## Given task
A verbatim copy of the records is required, with all pictures left out.

## Given data
--- --- ---
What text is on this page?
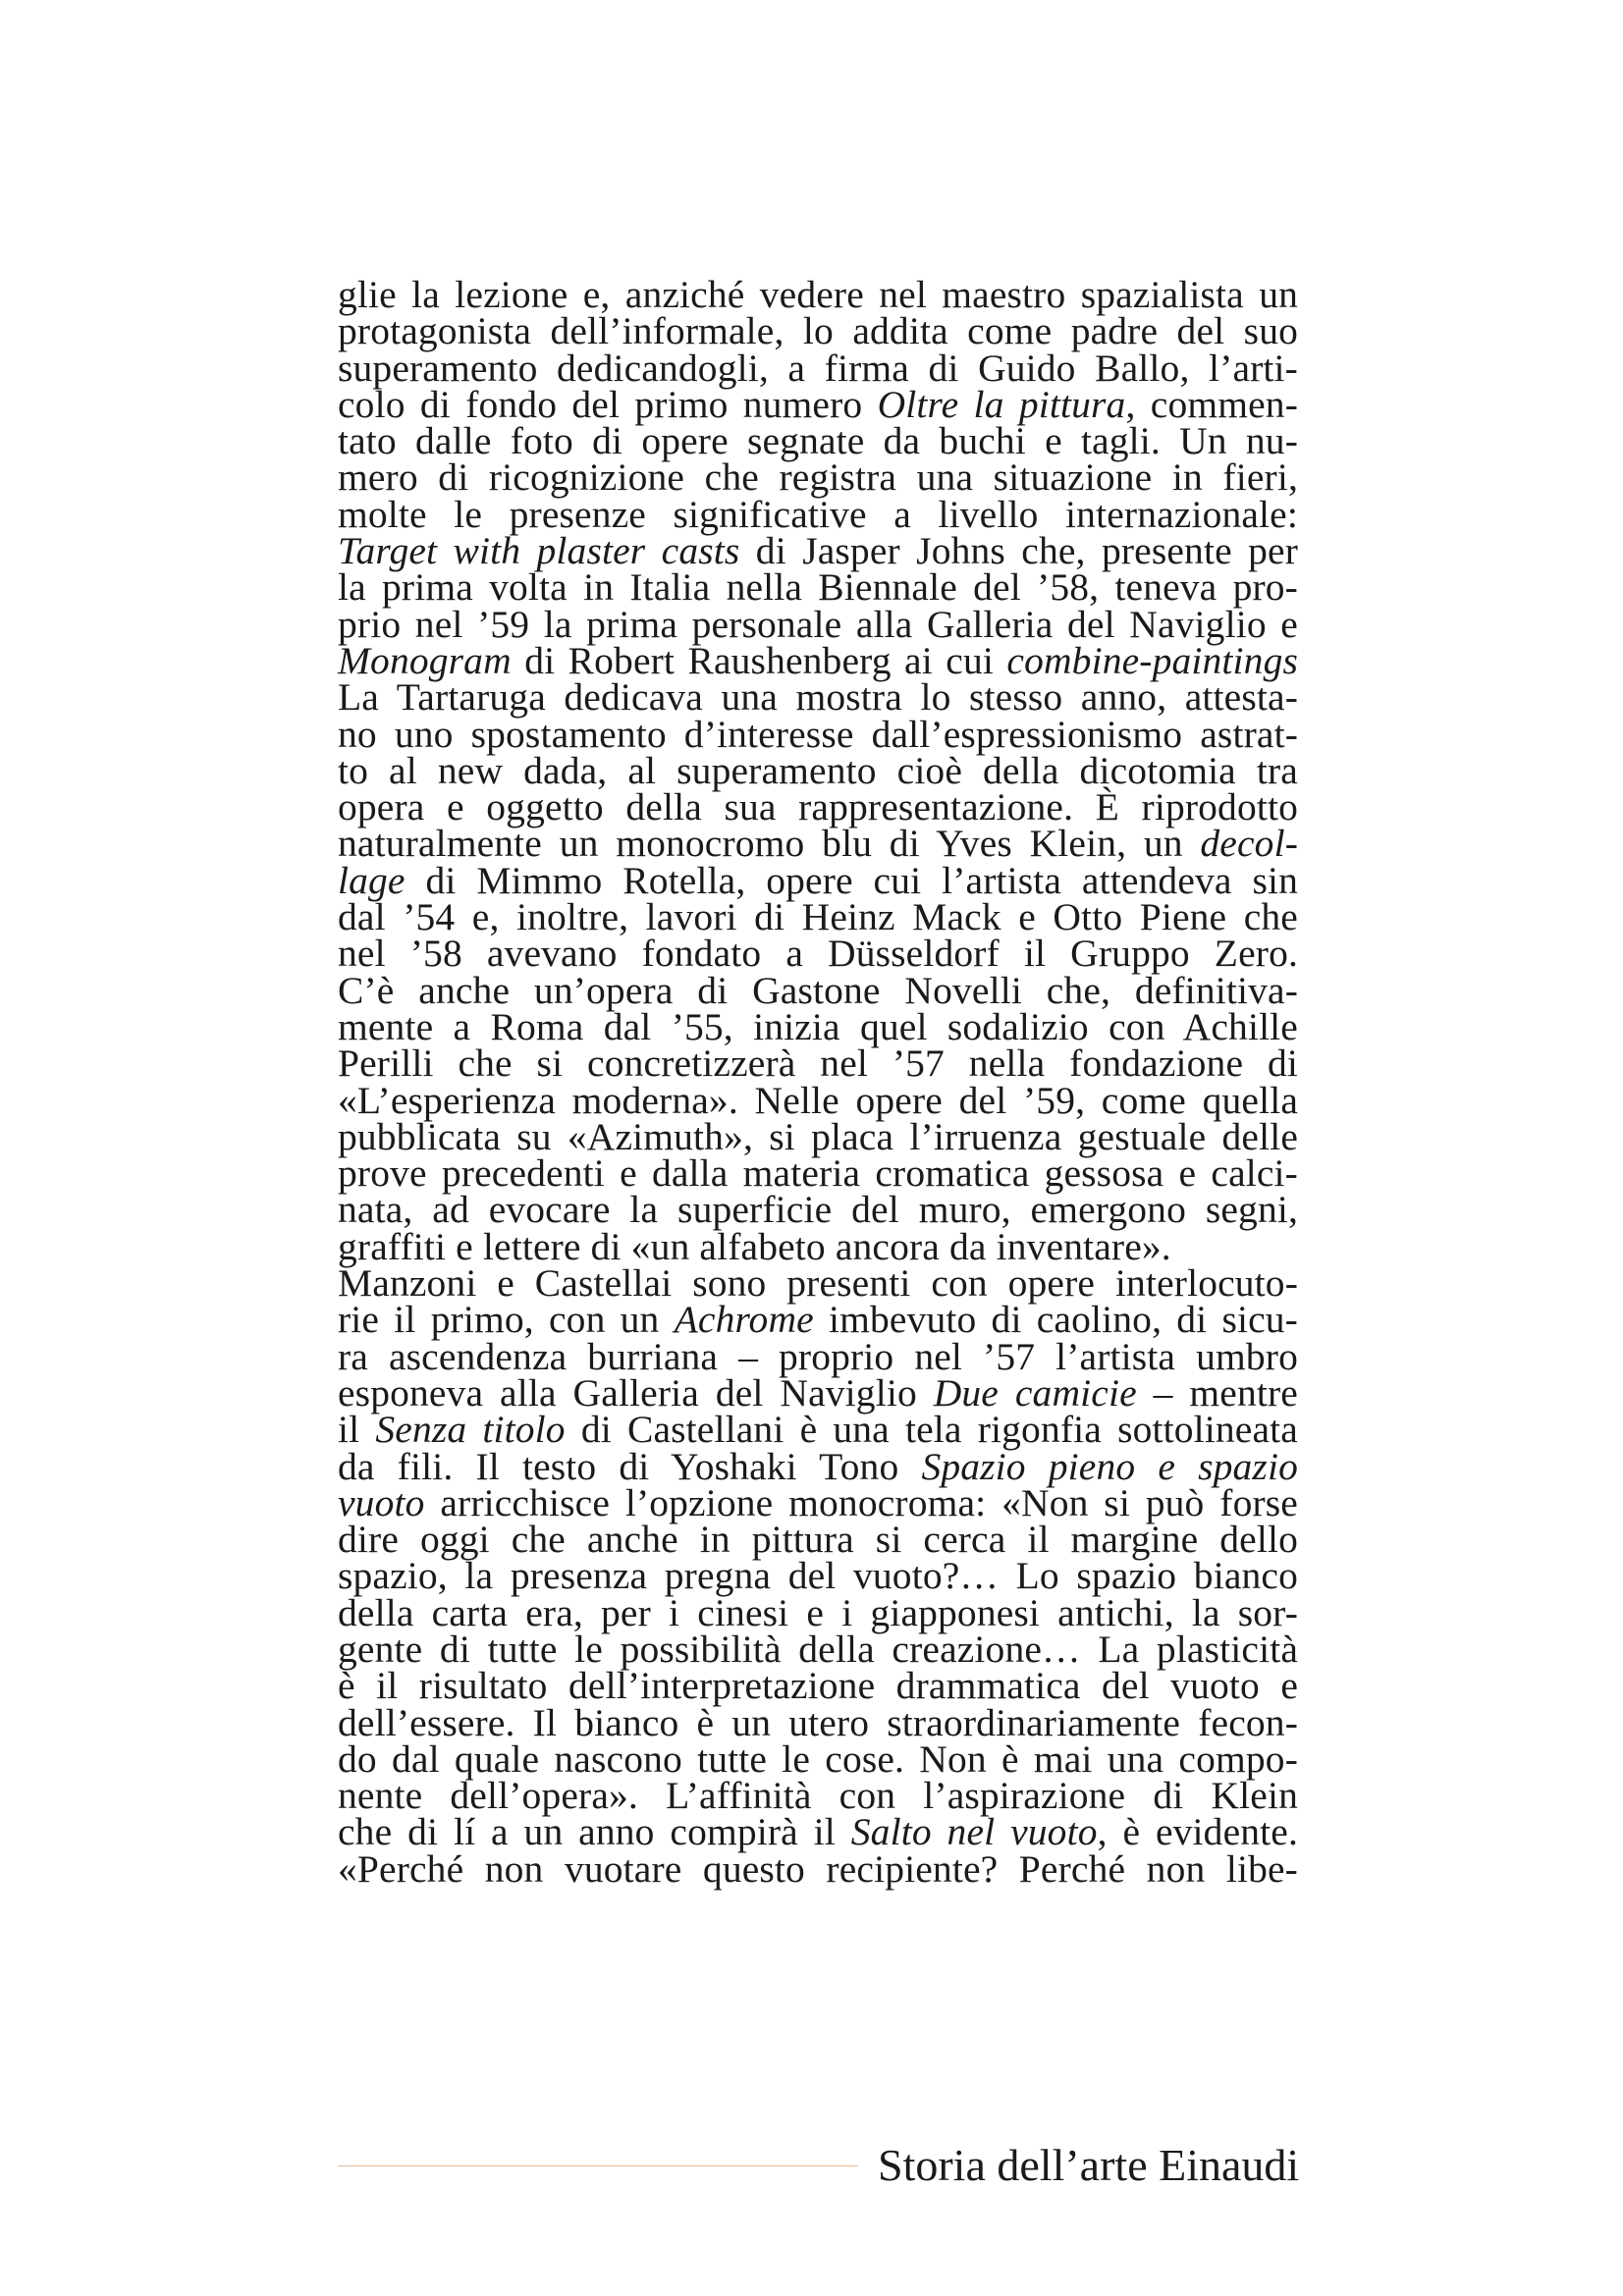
glie la lezione e, anziché vedere nel maestro spazialista un
protagonista dell’informale, lo addita come padre del suo
superamento dedicandogli, a firma di Guido Ballo, l’arti-
colo di fondo del primo numero Oltre la pittura, commen-
tato dalle foto di opere segnate da buchi e tagli. Un nu-
mero di ricognizione che registra una situazione in fieri,
molte le presenze significative a livello internazionale:
Target with plaster casts di Jasper Johns che, presente per
la prima volta in Italia nella Biennale del ’58, teneva pro-
prio nel ’59 la prima personale alla Galleria del Naviglio e
Monogram di Robert Raushenberg ai cui combine-paintings
La Tartaruga dedicava una mostra lo stesso anno, attesta-
no uno spostamento d’interesse dall’espressionismo astrat-
to al new dada, al superamento cioè della dicotomia tra
opera e oggetto della sua rappresentazione. È riprodotto
naturalmente un monocromo blu di Yves Klein, un decol-
lage di Mimmo Rotella, opere cui l’artista attendeva sin
dal ’54 e, inoltre, lavori di Heinz Mack e Otto Piene che
nel ’58 avevano fondato a Düsseldorf il Gruppo Zero.
C’è anche un’opera di Gastone Novelli che, definitiva-
mente a Roma dal ’55, inizia quel sodalizio con Achille
Perilli che si concretizzerà nel ’57 nella fondazione di
«L’esperienza moderna». Nelle opere del ’59, come quella
pubblicata su «Azimuth», si placa l’irruenza gestuale delle
prove precedenti e dalla materia cromatica gessosa e calci-
nata, ad evocare la superficie del muro, emergono segni,
graffiti e lettere di «un alfabeto ancora da inventare».
Manzoni e Castellai sono presenti con opere interlocuto-
rie il primo, con un Achrome imbevuto di caolino, di sicu-
ra ascendenza burriana – proprio nel ’57 l’artista umbro
esponeva alla Galleria del Naviglio Due camicie – mentre
il Senza titolo di Castellani è una tela rigonfia sottolineata
da fili. Il testo di Yoshaki Tono Spazio pieno e spazio
vuoto arricchisce l’opzione monocroma: «Non si può forse
dire oggi che anche in pittura si cerca il margine dello
spazio, la presenza pregna del vuoto?… Lo spazio bianco
della carta era, per i cinesi e i giapponesi antichi, la sor-
gente di tutte le possibilità della creazione… La plasticità
è il risultato dell’interpretazione drammatica del vuoto e
dell’essere. Il bianco è un utero straordinariamente fecon-
do dal quale nascono tutte le cose. Non è mai una compo-
nente dell’opera». L’affinità con l’aspirazione di Klein
che di lí a un anno compirà il Salto nel vuoto, è evidente.
«Perché non vuotare questo recipiente? Perché non libe-
Storia dell’arte Einaudi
--- --- ---
## Written reply
What text is on this page?
glie la lezione e, anziché vedere nel maestro spazialista un
protagonista dell’informale, lo addita come padre del suo
superamento dedicandogli, a firma di Guido Ballo, l’arti-
colo di fondo del primo numero Oltre la pittura, commen-
tato dalle foto di opere segnate da buchi e tagli. Un nu-
mero di ricognizione che registra una situazione in fieri,
molte le presenze significative a livello internazionale:
Target with plaster casts di Jasper Johns che, presente per
la prima volta in Italia nella Biennale del ’58, teneva pro-
prio nel ’59 la prima personale alla Galleria del Naviglio e
Monogram di Robert Raushenberg ai cui combine-paintings
La Tartaruga dedicava una mostra lo stesso anno, attesta-
no uno spostamento d’interesse dall’espressionismo astrat-
to al new dada, al superamento cioè della dicotomia tra
opera e oggetto della sua rappresentazione. È riprodotto
naturalmente un monocromo blu di Yves Klein, un decol-
lage di Mimmo Rotella, opere cui l’artista attendeva sin
dal ’54 e, inoltre, lavori di Heinz Mack e Otto Piene che
nel ’58 avevano fondato a Düsseldorf il Gruppo Zero.
C’è anche un’opera di Gastone Novelli che, definitiva-
mente a Roma dal ’55, inizia quel sodalizio con Achille
Perilli che si concretizzerà nel ’57 nella fondazione di
«L’esperienza moderna». Nelle opere del ’59, come quella
pubblicata su «Azimuth», si placa l’irruenza gestuale delle
prove precedenti e dalla materia cromatica gessosa e calci-
nata, ad evocare la superficie del muro, emergono segni,
graffiti e lettere di «un alfabeto ancora da inventare».
Manzoni e Castellai sono presenti con opere interlocuto-
rie il primo, con un Achrome imbevuto di caolino, di sicu-
ra ascendenza burriana – proprio nel ’57 l’artista umbro
esponeva alla Galleria del Naviglio Due camicie – mentre
il Senza titolo di Castellani è una tela rigonfia sottolineata
da fili. Il testo di Yoshaki Tono Spazio pieno e spazio
vuoto arricchisce l’opzione monocroma: «Non si può forse
dire oggi che anche in pittura si cerca il margine dello
spazio, la presenza pregna del vuoto?… Lo spazio bianco
della carta era, per i cinesi e i giapponesi antichi, la sor-
gente di tutte le possibilità della creazione… La plasticità
è il risultato dell’interpretazione drammatica del vuoto e
dell’essere. Il bianco è un utero straordinariamente fecon-
do dal quale nascono tutte le cose. Non è mai una compo-
nente dell’opera». L’affinità con l’aspirazione di Klein
che di lí a un anno compirà il Salto nel vuoto, è evidente.
«Perché non vuotare questo recipiente? Perché non libe-
Storia dell’arte Einaudi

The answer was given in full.